**AIM:**
Identify each line containing the word "Absolute" and copy it.
——
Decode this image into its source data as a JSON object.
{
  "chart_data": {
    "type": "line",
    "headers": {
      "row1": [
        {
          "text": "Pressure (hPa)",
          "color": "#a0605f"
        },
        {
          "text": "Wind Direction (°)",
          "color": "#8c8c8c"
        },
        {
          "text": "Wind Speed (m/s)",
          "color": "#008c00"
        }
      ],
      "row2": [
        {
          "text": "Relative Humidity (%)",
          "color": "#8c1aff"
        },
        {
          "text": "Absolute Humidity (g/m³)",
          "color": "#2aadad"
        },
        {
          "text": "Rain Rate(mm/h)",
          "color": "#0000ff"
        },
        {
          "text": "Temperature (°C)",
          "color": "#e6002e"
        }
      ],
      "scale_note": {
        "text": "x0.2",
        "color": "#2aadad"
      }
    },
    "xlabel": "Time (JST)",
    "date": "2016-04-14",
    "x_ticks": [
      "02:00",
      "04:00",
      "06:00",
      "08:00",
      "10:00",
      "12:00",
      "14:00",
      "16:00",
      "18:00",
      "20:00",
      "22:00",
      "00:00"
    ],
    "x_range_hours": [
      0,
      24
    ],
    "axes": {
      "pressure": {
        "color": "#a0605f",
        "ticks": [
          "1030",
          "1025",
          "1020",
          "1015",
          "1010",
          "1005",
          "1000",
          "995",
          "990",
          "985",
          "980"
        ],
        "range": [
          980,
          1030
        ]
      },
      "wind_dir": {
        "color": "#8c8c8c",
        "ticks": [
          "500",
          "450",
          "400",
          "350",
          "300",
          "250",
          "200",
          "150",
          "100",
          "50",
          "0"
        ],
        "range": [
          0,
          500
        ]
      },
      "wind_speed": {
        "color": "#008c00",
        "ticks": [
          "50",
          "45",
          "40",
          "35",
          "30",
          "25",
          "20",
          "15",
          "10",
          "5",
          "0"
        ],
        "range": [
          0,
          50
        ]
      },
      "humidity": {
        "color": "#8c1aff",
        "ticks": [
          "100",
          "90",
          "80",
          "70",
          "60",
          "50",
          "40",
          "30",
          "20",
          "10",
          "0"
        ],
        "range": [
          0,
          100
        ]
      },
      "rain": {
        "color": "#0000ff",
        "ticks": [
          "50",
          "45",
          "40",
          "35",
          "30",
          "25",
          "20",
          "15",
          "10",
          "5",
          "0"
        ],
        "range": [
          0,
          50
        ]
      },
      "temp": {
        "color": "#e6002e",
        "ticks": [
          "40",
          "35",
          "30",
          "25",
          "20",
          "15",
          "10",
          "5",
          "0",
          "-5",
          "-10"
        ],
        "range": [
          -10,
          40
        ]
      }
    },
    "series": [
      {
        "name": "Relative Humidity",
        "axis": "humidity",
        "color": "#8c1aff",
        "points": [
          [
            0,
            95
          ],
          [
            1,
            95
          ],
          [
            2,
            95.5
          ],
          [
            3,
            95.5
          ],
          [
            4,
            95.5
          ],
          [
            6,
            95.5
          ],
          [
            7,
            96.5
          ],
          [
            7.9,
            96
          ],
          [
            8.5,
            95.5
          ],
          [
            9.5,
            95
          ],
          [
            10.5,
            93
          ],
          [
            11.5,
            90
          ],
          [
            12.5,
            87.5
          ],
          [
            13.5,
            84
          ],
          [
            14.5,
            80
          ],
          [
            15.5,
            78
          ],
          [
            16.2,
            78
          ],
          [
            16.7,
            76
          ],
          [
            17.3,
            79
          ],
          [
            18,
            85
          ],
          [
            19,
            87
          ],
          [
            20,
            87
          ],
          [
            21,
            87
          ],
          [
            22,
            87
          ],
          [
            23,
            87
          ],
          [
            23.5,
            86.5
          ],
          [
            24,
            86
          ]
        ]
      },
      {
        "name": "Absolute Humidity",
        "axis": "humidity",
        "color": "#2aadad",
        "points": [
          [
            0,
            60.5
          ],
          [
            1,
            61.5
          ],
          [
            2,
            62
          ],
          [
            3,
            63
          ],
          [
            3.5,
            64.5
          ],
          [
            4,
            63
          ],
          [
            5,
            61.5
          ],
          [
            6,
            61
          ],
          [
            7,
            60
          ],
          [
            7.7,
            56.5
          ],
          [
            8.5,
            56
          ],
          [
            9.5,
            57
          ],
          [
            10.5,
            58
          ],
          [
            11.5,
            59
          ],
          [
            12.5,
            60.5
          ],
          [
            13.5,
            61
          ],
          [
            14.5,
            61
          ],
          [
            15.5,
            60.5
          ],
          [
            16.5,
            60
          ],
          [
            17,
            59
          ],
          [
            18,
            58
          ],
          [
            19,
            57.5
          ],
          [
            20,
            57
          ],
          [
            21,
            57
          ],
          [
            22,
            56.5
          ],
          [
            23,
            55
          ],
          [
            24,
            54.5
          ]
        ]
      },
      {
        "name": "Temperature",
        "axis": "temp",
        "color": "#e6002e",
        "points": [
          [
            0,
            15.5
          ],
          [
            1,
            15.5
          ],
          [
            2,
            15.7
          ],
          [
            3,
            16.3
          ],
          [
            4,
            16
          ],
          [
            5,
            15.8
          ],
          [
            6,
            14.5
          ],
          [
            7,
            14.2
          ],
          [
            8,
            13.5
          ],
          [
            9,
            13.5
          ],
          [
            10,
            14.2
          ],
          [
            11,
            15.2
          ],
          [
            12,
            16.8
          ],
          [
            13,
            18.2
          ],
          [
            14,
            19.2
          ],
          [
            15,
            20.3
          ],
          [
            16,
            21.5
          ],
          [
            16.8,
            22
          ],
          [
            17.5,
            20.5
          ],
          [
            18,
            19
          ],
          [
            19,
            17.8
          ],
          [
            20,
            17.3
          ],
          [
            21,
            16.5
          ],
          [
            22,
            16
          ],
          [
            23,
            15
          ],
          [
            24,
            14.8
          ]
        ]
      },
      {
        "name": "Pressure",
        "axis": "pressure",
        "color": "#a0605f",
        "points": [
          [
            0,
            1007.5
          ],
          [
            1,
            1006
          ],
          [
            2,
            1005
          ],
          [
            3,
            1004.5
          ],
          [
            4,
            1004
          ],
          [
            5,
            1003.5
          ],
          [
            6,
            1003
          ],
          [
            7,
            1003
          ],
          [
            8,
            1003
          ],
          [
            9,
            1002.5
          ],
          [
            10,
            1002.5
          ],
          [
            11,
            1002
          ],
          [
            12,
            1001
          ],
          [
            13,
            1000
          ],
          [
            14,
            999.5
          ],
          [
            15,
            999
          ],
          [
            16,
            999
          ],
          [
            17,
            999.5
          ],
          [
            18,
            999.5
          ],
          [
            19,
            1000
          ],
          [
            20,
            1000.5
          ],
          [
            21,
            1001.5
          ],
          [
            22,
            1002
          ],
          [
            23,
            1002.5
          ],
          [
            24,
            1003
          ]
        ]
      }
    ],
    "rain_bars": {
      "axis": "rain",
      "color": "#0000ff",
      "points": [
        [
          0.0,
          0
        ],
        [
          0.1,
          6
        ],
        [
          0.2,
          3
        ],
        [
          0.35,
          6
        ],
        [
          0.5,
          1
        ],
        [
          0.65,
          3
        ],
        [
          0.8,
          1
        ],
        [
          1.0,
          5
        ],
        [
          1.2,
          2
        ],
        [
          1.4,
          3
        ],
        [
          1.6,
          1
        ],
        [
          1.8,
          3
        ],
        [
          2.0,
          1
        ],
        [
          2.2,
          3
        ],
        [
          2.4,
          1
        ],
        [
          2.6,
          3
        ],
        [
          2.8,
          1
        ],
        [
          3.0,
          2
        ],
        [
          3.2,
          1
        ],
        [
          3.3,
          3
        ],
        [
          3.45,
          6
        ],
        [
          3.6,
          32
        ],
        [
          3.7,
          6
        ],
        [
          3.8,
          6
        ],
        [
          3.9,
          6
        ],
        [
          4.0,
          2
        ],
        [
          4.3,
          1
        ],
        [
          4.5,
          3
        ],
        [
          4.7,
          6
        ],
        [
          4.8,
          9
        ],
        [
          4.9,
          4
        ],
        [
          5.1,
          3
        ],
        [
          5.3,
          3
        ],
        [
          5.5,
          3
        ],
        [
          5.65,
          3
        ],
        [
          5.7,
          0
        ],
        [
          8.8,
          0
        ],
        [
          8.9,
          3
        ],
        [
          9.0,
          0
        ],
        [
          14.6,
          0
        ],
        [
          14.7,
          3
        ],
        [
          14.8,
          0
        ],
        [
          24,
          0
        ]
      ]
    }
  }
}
——
**OUTPUT BELOW:**
          "text": "Absolute Humidity (g/m³)",
        "name": "Absolute Humidity",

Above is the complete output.